[Data extracted from a collection]
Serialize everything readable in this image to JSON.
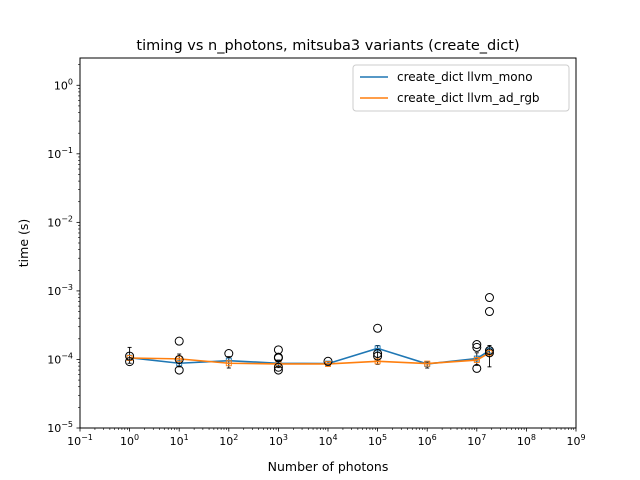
{
  "chart_data": {
    "type": "line",
    "title": "timing vs n_photons, mitsuba3 variants (create_dict)",
    "xlabel": "Number of photons",
    "ylabel": "time (s)",
    "xscale": "log",
    "yscale": "log",
    "xlim": [
      0.1,
      1000000000
    ],
    "ylim": [
      1e-05,
      2.5
    ],
    "x_ticks": [
      {
        "value": 0.1,
        "base": "10",
        "exp": "−1"
      },
      {
        "value": 1,
        "base": "10",
        "exp": "0"
      },
      {
        "value": 10,
        "base": "10",
        "exp": "1"
      },
      {
        "value": 100,
        "base": "10",
        "exp": "2"
      },
      {
        "value": 1000,
        "base": "10",
        "exp": "3"
      },
      {
        "value": 10000,
        "base": "10",
        "exp": "4"
      },
      {
        "value": 100000,
        "base": "10",
        "exp": "5"
      },
      {
        "value": 1000000,
        "base": "10",
        "exp": "6"
      },
      {
        "value": 10000000,
        "base": "10",
        "exp": "7"
      },
      {
        "value": 100000000,
        "base": "10",
        "exp": "8"
      },
      {
        "value": 1000000000,
        "base": "10",
        "exp": "9"
      }
    ],
    "y_ticks": [
      {
        "value": 1e-05,
        "base": "10",
        "exp": "−5"
      },
      {
        "value": 0.0001,
        "base": "10",
        "exp": "−4"
      },
      {
        "value": 0.001,
        "base": "10",
        "exp": "−3"
      },
      {
        "value": 0.01,
        "base": "10",
        "exp": "−2"
      },
      {
        "value": 0.1,
        "base": "10",
        "exp": "−1"
      },
      {
        "value": 1,
        "base": "10",
        "exp": "0"
      }
    ],
    "legend_position": "top-right",
    "series": [
      {
        "name": "create_dict llvm_mono",
        "color": "#1f77b4",
        "x": [
          1,
          10,
          100,
          1000,
          10000,
          100000,
          1000000,
          10000000,
          18000000
        ],
        "y": [
          0.000106,
          8.8e-05,
          9.6e-05,
          8.8e-05,
          8.7e-05,
          0.000145,
          8.6e-05,
          0.000103,
          0.000135
        ]
      },
      {
        "name": "create_dict llvm_ad_rgb",
        "color": "#ff7f0e",
        "x": [
          1,
          10,
          100,
          1000,
          10000,
          100000,
          1000000,
          10000000,
          18000000
        ],
        "y": [
          0.000105,
          0.000102,
          8.8e-05,
          8.6e-05,
          8.6e-05,
          9.4e-05,
          8.7e-05,
          9.8e-05,
          0.000125
        ]
      }
    ],
    "outliers": [
      {
        "x": 1,
        "y": 9.3e-05
      },
      {
        "x": 1,
        "y": 0.000112
      },
      {
        "x": 10,
        "y": 0.000185
      },
      {
        "x": 10,
        "y": 7e-05
      },
      {
        "x": 10,
        "y": 0.0001
      },
      {
        "x": 100,
        "y": 0.000122
      },
      {
        "x": 1000,
        "y": 0.000138
      },
      {
        "x": 1000,
        "y": 0.000108
      },
      {
        "x": 1000,
        "y": 0.000105
      },
      {
        "x": 1000,
        "y": 7.7e-05
      },
      {
        "x": 1000,
        "y": 7e-05
      },
      {
        "x": 10000,
        "y": 9.4e-05
      },
      {
        "x": 100000,
        "y": 0.000285
      },
      {
        "x": 100000,
        "y": 0.000122
      },
      {
        "x": 100000,
        "y": 0.000112
      },
      {
        "x": 10000000,
        "y": 0.000165
      },
      {
        "x": 10000000,
        "y": 0.00015
      },
      {
        "x": 10000000,
        "y": 7.4e-05
      },
      {
        "x": 18000000,
        "y": 0.0008
      },
      {
        "x": 18000000,
        "y": 0.0005
      },
      {
        "x": 18000000,
        "y": 0.000135
      },
      {
        "x": 18000000,
        "y": 0.000125
      }
    ],
    "error_bars": [
      {
        "x": 1,
        "low": 8.8e-05,
        "high": 0.00015
      },
      {
        "x": 10,
        "low": 7.8e-05,
        "high": 0.00012
      },
      {
        "x": 100,
        "low": 7.5e-05,
        "high": 0.00011
      },
      {
        "x": 1000,
        "low": 7.6e-05,
        "high": 9.8e-05
      },
      {
        "x": 10000,
        "low": 8e-05,
        "high": 9.3e-05
      },
      {
        "x": 100000,
        "low": 8.5e-05,
        "high": 0.00016
      },
      {
        "x": 1000000,
        "low": 7.5e-05,
        "high": 9.2e-05
      },
      {
        "x": 10000000,
        "low": 8.2e-05,
        "high": 0.000125
      },
      {
        "x": 18000000,
        "low": 7.8e-05,
        "high": 0.00016
      }
    ]
  }
}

** EXERCISE AIM **
Set down the complete material exactly, but do not include the images.

** RESPONSE TO THE TASK **
Serialize everything readable in this image to JSON.
{
  "chart_data": {
    "type": "line",
    "title": "timing vs n_photons, mitsuba3 variants (create_dict)",
    "xlabel": "Number of photons",
    "ylabel": "time (s)",
    "xscale": "log",
    "yscale": "log",
    "xlim": [
      0.1,
      1000000000
    ],
    "ylim": [
      1e-05,
      2.5
    ],
    "x_ticks": [
      {
        "value": 0.1,
        "base": "10",
        "exp": "−1"
      },
      {
        "value": 1,
        "base": "10",
        "exp": "0"
      },
      {
        "value": 10,
        "base": "10",
        "exp": "1"
      },
      {
        "value": 100,
        "base": "10",
        "exp": "2"
      },
      {
        "value": 1000,
        "base": "10",
        "exp": "3"
      },
      {
        "value": 10000,
        "base": "10",
        "exp": "4"
      },
      {
        "value": 100000,
        "base": "10",
        "exp": "5"
      },
      {
        "value": 1000000,
        "base": "10",
        "exp": "6"
      },
      {
        "value": 10000000,
        "base": "10",
        "exp": "7"
      },
      {
        "value": 100000000,
        "base": "10",
        "exp": "8"
      },
      {
        "value": 1000000000,
        "base": "10",
        "exp": "9"
      }
    ],
    "y_ticks": [
      {
        "value": 1e-05,
        "base": "10",
        "exp": "−5"
      },
      {
        "value": 0.0001,
        "base": "10",
        "exp": "−4"
      },
      {
        "value": 0.001,
        "base": "10",
        "exp": "−3"
      },
      {
        "value": 0.01,
        "base": "10",
        "exp": "−2"
      },
      {
        "value": 0.1,
        "base": "10",
        "exp": "−1"
      },
      {
        "value": 1,
        "base": "10",
        "exp": "0"
      }
    ],
    "legend_position": "top-right",
    "series": [
      {
        "name": "create_dict llvm_mono",
        "color": "#1f77b4",
        "x": [
          1,
          10,
          100,
          1000,
          10000,
          100000,
          1000000,
          10000000,
          18000000
        ],
        "y": [
          0.000106,
          8.8e-05,
          9.6e-05,
          8.8e-05,
          8.7e-05,
          0.000145,
          8.6e-05,
          0.000103,
          0.000135
        ]
      },
      {
        "name": "create_dict llvm_ad_rgb",
        "color": "#ff7f0e",
        "x": [
          1,
          10,
          100,
          1000,
          10000,
          100000,
          1000000,
          10000000,
          18000000
        ],
        "y": [
          0.000105,
          0.000102,
          8.8e-05,
          8.6e-05,
          8.6e-05,
          9.4e-05,
          8.7e-05,
          9.8e-05,
          0.000125
        ]
      }
    ],
    "outliers": [
      {
        "x": 1,
        "y": 9.3e-05
      },
      {
        "x": 1,
        "y": 0.000112
      },
      {
        "x": 10,
        "y": 0.000185
      },
      {
        "x": 10,
        "y": 7e-05
      },
      {
        "x": 10,
        "y": 0.0001
      },
      {
        "x": 100,
        "y": 0.000122
      },
      {
        "x": 1000,
        "y": 0.000138
      },
      {
        "x": 1000,
        "y": 0.000108
      },
      {
        "x": 1000,
        "y": 0.000105
      },
      {
        "x": 1000,
        "y": 7.7e-05
      },
      {
        "x": 1000,
        "y": 7e-05
      },
      {
        "x": 10000,
        "y": 9.4e-05
      },
      {
        "x": 100000,
        "y": 0.000285
      },
      {
        "x": 100000,
        "y": 0.000122
      },
      {
        "x": 100000,
        "y": 0.000112
      },
      {
        "x": 10000000,
        "y": 0.000165
      },
      {
        "x": 10000000,
        "y": 0.00015
      },
      {
        "x": 10000000,
        "y": 7.4e-05
      },
      {
        "x": 18000000,
        "y": 0.0008
      },
      {
        "x": 18000000,
        "y": 0.0005
      },
      {
        "x": 18000000,
        "y": 0.000135
      },
      {
        "x": 18000000,
        "y": 0.000125
      }
    ],
    "error_bars": [
      {
        "x": 1,
        "low": 8.8e-05,
        "high": 0.00015
      },
      {
        "x": 10,
        "low": 7.8e-05,
        "high": 0.00012
      },
      {
        "x": 100,
        "low": 7.5e-05,
        "high": 0.00011
      },
      {
        "x": 1000,
        "low": 7.6e-05,
        "high": 9.8e-05
      },
      {
        "x": 10000,
        "low": 8e-05,
        "high": 9.3e-05
      },
      {
        "x": 100000,
        "low": 8.5e-05,
        "high": 0.00016
      },
      {
        "x": 1000000,
        "low": 7.5e-05,
        "high": 9.2e-05
      },
      {
        "x": 10000000,
        "low": 8.2e-05,
        "high": 0.000125
      },
      {
        "x": 18000000,
        "low": 7.8e-05,
        "high": 0.00016
      }
    ]
  }
}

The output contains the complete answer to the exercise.